-- Start of Data for processing --

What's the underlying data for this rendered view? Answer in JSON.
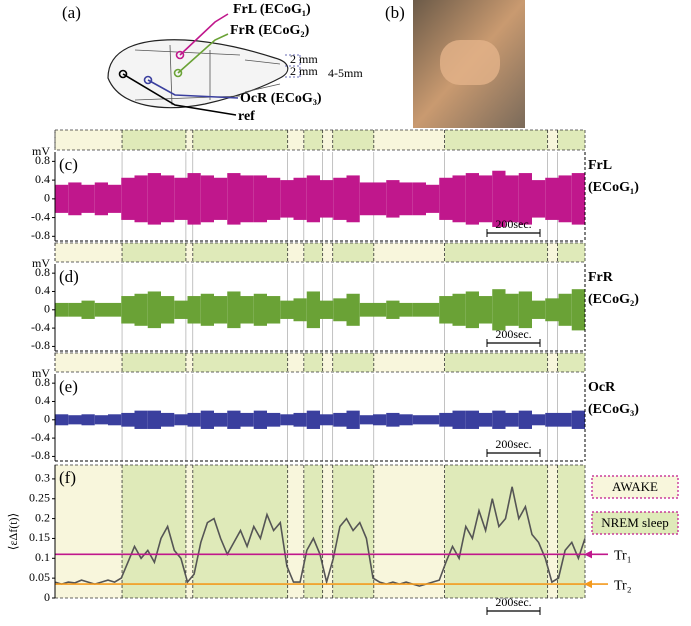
{
  "figure": {
    "panel_a": {
      "label": "(a)",
      "electrodes": [
        {
          "label": "FrL (ECoG₁)",
          "color": "#c0178c"
        },
        {
          "label": "FrR (ECoG₂)",
          "color": "#6aa236"
        },
        {
          "label": "OcR (ECoG₃)",
          "color": "#3a3f9e"
        },
        {
          "label": "ref",
          "color": "#000000"
        }
      ],
      "dimensions": [
        "2 mm",
        "2 mm",
        "4-5mm"
      ]
    },
    "panel_b": {
      "label": "(b)"
    }
  },
  "chart_data": [
    {
      "type": "band",
      "label": "(c)",
      "channel": [
        "FrL",
        "(ECoG₁)"
      ],
      "color": "#c0178c",
      "ylabel": "mV",
      "x": [
        25,
        75,
        125,
        175,
        225,
        275,
        325,
        375,
        425,
        475,
        525,
        575,
        625,
        675,
        725,
        775,
        825,
        875,
        925,
        975,
        1025,
        1075,
        1125,
        1175,
        1225,
        1275,
        1325,
        1375,
        1425,
        1475,
        1525,
        1575,
        1625,
        1675,
        1725,
        1775,
        1825,
        1875,
        1925,
        1975
      ],
      "values": [
        0.3,
        0.35,
        0.3,
        0.35,
        0.3,
        0.45,
        0.5,
        0.55,
        0.5,
        0.45,
        0.55,
        0.5,
        0.45,
        0.55,
        0.5,
        0.5,
        0.45,
        0.4,
        0.45,
        0.5,
        0.4,
        0.45,
        0.5,
        0.35,
        0.35,
        0.4,
        0.35,
        0.35,
        0.3,
        0.45,
        0.5,
        0.55,
        0.5,
        0.6,
        0.5,
        0.55,
        0.4,
        0.45,
        0.5,
        0.55
      ],
      "xlim": [
        0,
        2000
      ],
      "ylim": [
        -0.9,
        1.0
      ],
      "yticks": [
        0.8,
        0.4,
        0,
        -0.4,
        -0.8
      ],
      "scalebar": {
        "label": "200sec.",
        "value": 200
      }
    },
    {
      "type": "band",
      "label": "(d)",
      "channel": [
        "FrR",
        "(ECoG₂)"
      ],
      "color": "#6aa236",
      "ylabel": "mV",
      "x": [
        25,
        75,
        125,
        175,
        225,
        275,
        325,
        375,
        425,
        475,
        525,
        575,
        625,
        675,
        725,
        775,
        825,
        875,
        925,
        975,
        1025,
        1075,
        1125,
        1175,
        1225,
        1275,
        1325,
        1375,
        1425,
        1475,
        1525,
        1575,
        1625,
        1675,
        1725,
        1775,
        1825,
        1875,
        1925,
        1975
      ],
      "values": [
        0.15,
        0.15,
        0.2,
        0.15,
        0.15,
        0.3,
        0.35,
        0.4,
        0.3,
        0.2,
        0.3,
        0.35,
        0.3,
        0.4,
        0.3,
        0.35,
        0.3,
        0.2,
        0.25,
        0.4,
        0.2,
        0.25,
        0.35,
        0.15,
        0.15,
        0.2,
        0.15,
        0.15,
        0.15,
        0.3,
        0.35,
        0.4,
        0.3,
        0.45,
        0.35,
        0.4,
        0.2,
        0.25,
        0.35,
        0.45
      ],
      "xlim": [
        0,
        2000
      ],
      "ylim": [
        -0.9,
        1.0
      ],
      "yticks": [
        0.8,
        0.4,
        0,
        -0.4,
        -0.8
      ],
      "scalebar": {
        "label": "200sec.",
        "value": 200
      }
    },
    {
      "type": "band",
      "label": "(e)",
      "channel": [
        "OcR",
        "(ECoG₃)"
      ],
      "color": "#3a3f9e",
      "ylabel": "mV",
      "x": [
        25,
        75,
        125,
        175,
        225,
        275,
        325,
        375,
        425,
        475,
        525,
        575,
        625,
        675,
        725,
        775,
        825,
        875,
        925,
        975,
        1025,
        1075,
        1125,
        1175,
        1225,
        1275,
        1325,
        1375,
        1425,
        1475,
        1525,
        1575,
        1625,
        1675,
        1725,
        1775,
        1825,
        1875,
        1925,
        1975
      ],
      "values": [
        0.12,
        0.1,
        0.12,
        0.1,
        0.12,
        0.15,
        0.2,
        0.2,
        0.15,
        0.12,
        0.15,
        0.2,
        0.15,
        0.2,
        0.15,
        0.2,
        0.15,
        0.12,
        0.15,
        0.2,
        0.12,
        0.15,
        0.2,
        0.1,
        0.12,
        0.15,
        0.12,
        0.1,
        0.1,
        0.15,
        0.2,
        0.2,
        0.15,
        0.2,
        0.15,
        0.2,
        0.12,
        0.15,
        0.15,
        0.2
      ],
      "xlim": [
        0,
        2000
      ],
      "ylim": [
        -0.9,
        1.0
      ],
      "yticks": [
        0.8,
        0.4,
        0,
        -0.4,
        -0.8
      ],
      "scalebar": {
        "label": "200sec.",
        "value": 200
      }
    },
    {
      "type": "line",
      "label": "(f)",
      "ylabel": "⟨εΔf(t)⟩",
      "color": "#555555",
      "x": [
        0,
        25,
        50,
        75,
        100,
        125,
        150,
        175,
        200,
        225,
        250,
        275,
        300,
        325,
        350,
        375,
        400,
        425,
        450,
        475,
        500,
        525,
        550,
        575,
        600,
        625,
        650,
        675,
        700,
        725,
        750,
        775,
        800,
        825,
        850,
        875,
        900,
        925,
        950,
        975,
        1000,
        1025,
        1050,
        1075,
        1100,
        1125,
        1150,
        1175,
        1200,
        1225,
        1250,
        1275,
        1300,
        1325,
        1350,
        1375,
        1400,
        1425,
        1450,
        1475,
        1500,
        1525,
        1550,
        1575,
        1600,
        1625,
        1650,
        1675,
        1700,
        1725,
        1750,
        1775,
        1800,
        1825,
        1850,
        1875,
        1900,
        1925,
        1950,
        1975,
        2000
      ],
      "values": [
        0.04,
        0.035,
        0.04,
        0.038,
        0.045,
        0.04,
        0.035,
        0.04,
        0.045,
        0.04,
        0.05,
        0.09,
        0.13,
        0.1,
        0.12,
        0.09,
        0.15,
        0.18,
        0.12,
        0.1,
        0.04,
        0.06,
        0.14,
        0.19,
        0.2,
        0.15,
        0.11,
        0.14,
        0.17,
        0.13,
        0.18,
        0.15,
        0.21,
        0.17,
        0.19,
        0.08,
        0.04,
        0.04,
        0.12,
        0.15,
        0.11,
        0.04,
        0.1,
        0.18,
        0.2,
        0.17,
        0.19,
        0.15,
        0.05,
        0.04,
        0.035,
        0.04,
        0.035,
        0.04,
        0.035,
        0.03,
        0.035,
        0.04,
        0.045,
        0.09,
        0.13,
        0.1,
        0.18,
        0.15,
        0.22,
        0.17,
        0.25,
        0.18,
        0.2,
        0.28,
        0.2,
        0.23,
        0.16,
        0.14,
        0.1,
        0.04,
        0.05,
        0.12,
        0.14,
        0.1,
        0.15
      ],
      "xlim": [
        0,
        2000
      ],
      "ylim": [
        0,
        0.335
      ],
      "yticks": [
        0,
        0.05,
        0.1,
        0.15,
        0.2,
        0.25,
        0.3
      ],
      "hlines": [
        {
          "label": "Tr₁",
          "value": 0.11,
          "color": "#c0178c"
        },
        {
          "label": "Tr₂",
          "value": 0.035,
          "color": "#f39a1e"
        }
      ],
      "bands": [
        {
          "name": "AWAKE",
          "color": "#f8f6dc",
          "border": "#c0178c",
          "intervals": [
            [
              0,
              253
            ],
            [
              494,
              520
            ],
            [
              878,
              939
            ],
            [
              1010,
              1048
            ],
            [
              1203,
              1470
            ],
            [
              1859,
              1896
            ]
          ]
        },
        {
          "name": "NREM sleep",
          "color": "#dfeab9",
          "border": "#c0178c",
          "intervals": [
            [
              253,
              494
            ],
            [
              520,
              878
            ],
            [
              939,
              1010
            ],
            [
              1048,
              1203
            ],
            [
              1470,
              1859
            ],
            [
              1896,
              2000
            ]
          ]
        }
      ],
      "scalebar": {
        "label": "200sec.",
        "value": 200
      }
    }
  ]
}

-- End of Data for processing --

▶ **Stated goal**: Tally how many lines in the material above hold the word "color". Write only that number.

▶ **Response below**: 12